* Begin DATA PROVIDED *

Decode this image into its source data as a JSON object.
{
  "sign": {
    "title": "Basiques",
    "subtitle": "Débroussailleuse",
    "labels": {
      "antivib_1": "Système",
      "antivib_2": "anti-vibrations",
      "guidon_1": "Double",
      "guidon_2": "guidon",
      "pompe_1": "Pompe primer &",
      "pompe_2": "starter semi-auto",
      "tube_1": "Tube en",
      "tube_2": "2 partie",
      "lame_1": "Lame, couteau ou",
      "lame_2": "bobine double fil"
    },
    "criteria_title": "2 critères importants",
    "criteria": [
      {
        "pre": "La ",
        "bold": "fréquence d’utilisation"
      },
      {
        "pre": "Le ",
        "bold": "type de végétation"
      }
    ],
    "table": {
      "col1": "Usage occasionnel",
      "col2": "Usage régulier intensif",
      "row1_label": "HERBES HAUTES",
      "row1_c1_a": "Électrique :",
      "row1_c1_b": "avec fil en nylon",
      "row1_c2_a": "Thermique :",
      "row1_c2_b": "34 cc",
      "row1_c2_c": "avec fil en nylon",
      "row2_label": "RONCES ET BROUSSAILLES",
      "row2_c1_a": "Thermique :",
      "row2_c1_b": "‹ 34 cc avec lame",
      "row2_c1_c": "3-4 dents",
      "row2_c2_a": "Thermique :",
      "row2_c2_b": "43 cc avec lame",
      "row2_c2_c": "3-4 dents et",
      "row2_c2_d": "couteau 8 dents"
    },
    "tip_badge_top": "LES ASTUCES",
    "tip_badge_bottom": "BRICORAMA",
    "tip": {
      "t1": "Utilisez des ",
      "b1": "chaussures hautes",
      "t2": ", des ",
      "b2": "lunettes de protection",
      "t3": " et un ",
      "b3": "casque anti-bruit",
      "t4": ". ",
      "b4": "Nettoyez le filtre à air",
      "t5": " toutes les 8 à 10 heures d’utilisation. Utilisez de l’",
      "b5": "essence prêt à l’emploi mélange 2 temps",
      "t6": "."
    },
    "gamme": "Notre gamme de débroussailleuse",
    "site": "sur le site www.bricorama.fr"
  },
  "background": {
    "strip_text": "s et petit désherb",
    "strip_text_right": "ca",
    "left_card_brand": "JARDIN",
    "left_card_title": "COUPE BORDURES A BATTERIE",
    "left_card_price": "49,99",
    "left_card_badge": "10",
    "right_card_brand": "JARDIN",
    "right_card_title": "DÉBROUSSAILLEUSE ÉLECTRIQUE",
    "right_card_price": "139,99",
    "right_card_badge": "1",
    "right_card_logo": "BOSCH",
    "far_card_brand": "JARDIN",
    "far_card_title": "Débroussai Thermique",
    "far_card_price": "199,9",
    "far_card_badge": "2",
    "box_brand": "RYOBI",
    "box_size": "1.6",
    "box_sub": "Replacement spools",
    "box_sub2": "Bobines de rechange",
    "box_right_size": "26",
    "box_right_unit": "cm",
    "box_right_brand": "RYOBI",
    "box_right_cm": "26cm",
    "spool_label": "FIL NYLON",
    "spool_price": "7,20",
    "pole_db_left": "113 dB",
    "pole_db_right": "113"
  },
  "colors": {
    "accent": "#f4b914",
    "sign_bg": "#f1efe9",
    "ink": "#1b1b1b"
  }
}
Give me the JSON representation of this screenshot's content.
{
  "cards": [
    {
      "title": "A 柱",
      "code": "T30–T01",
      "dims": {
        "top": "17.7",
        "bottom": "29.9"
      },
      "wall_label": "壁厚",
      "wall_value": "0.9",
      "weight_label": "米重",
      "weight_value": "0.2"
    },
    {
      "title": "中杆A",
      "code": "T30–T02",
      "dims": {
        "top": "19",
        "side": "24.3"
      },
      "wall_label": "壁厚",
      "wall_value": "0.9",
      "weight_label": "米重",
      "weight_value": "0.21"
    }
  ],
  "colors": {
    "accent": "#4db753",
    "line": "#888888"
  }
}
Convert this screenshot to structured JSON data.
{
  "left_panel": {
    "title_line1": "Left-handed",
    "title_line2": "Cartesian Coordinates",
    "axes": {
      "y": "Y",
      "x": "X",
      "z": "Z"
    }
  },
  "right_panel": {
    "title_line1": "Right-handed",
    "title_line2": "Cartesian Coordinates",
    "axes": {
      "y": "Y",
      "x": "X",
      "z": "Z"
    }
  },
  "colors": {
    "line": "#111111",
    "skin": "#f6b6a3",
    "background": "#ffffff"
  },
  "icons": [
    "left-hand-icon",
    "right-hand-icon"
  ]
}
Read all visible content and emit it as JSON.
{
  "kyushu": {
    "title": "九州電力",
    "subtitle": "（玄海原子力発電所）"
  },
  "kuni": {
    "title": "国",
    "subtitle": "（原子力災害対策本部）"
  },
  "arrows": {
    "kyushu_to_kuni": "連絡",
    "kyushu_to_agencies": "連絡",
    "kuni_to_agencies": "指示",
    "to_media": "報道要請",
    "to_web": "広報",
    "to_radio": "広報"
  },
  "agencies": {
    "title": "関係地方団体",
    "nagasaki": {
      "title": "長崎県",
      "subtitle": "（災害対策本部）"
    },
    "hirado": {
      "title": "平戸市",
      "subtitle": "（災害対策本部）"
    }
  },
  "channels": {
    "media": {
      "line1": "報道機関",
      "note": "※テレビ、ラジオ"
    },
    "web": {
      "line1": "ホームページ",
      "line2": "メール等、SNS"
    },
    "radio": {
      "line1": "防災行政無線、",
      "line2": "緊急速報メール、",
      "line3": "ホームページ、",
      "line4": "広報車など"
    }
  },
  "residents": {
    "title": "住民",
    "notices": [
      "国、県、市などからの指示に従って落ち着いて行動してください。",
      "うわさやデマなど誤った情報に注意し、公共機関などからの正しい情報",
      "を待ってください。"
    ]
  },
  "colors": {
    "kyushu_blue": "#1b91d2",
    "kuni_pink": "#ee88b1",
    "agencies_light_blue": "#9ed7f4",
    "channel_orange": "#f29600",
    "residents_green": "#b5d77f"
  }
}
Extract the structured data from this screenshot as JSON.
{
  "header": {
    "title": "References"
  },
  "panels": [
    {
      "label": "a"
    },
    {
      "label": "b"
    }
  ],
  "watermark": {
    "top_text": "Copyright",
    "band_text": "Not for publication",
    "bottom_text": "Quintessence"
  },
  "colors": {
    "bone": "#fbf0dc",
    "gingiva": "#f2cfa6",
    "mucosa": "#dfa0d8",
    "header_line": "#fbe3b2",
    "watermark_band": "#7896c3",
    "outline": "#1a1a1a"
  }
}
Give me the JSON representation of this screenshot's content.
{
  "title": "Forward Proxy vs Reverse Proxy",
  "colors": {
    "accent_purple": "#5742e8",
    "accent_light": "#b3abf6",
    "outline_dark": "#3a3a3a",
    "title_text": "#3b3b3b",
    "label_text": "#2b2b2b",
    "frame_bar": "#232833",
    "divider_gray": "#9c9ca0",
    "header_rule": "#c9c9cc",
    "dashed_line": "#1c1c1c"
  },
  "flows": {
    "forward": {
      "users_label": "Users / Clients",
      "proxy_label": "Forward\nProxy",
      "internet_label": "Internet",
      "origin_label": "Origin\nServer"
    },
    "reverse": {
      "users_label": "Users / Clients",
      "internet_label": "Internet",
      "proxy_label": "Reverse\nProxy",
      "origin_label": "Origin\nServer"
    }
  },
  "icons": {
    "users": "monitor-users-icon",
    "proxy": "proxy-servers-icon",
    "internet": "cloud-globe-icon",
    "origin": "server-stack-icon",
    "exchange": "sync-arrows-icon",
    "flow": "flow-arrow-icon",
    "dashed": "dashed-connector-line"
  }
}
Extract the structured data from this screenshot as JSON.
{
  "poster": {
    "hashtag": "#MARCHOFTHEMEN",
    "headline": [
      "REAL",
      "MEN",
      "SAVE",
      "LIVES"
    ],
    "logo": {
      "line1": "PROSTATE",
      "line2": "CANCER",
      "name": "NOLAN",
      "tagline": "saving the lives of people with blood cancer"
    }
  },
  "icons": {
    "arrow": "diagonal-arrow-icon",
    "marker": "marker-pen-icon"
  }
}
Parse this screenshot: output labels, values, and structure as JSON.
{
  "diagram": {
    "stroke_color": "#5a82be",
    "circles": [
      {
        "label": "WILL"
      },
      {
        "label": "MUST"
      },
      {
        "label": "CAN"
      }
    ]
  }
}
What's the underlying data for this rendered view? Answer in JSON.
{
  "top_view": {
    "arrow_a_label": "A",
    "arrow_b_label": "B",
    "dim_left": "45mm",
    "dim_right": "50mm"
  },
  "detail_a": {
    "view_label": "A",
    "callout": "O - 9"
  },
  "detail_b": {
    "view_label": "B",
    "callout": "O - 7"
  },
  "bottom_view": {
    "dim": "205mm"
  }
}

* End DATA PROVIDED *

**TASK PROMPT:** In the records above, locate every line with the string "JARDIN" and copy it.

**WRITTEN REPLY:**
    "left_card_brand": "JARDIN",
    "right_card_brand": "JARDIN",
    "far_card_brand": "JARDIN",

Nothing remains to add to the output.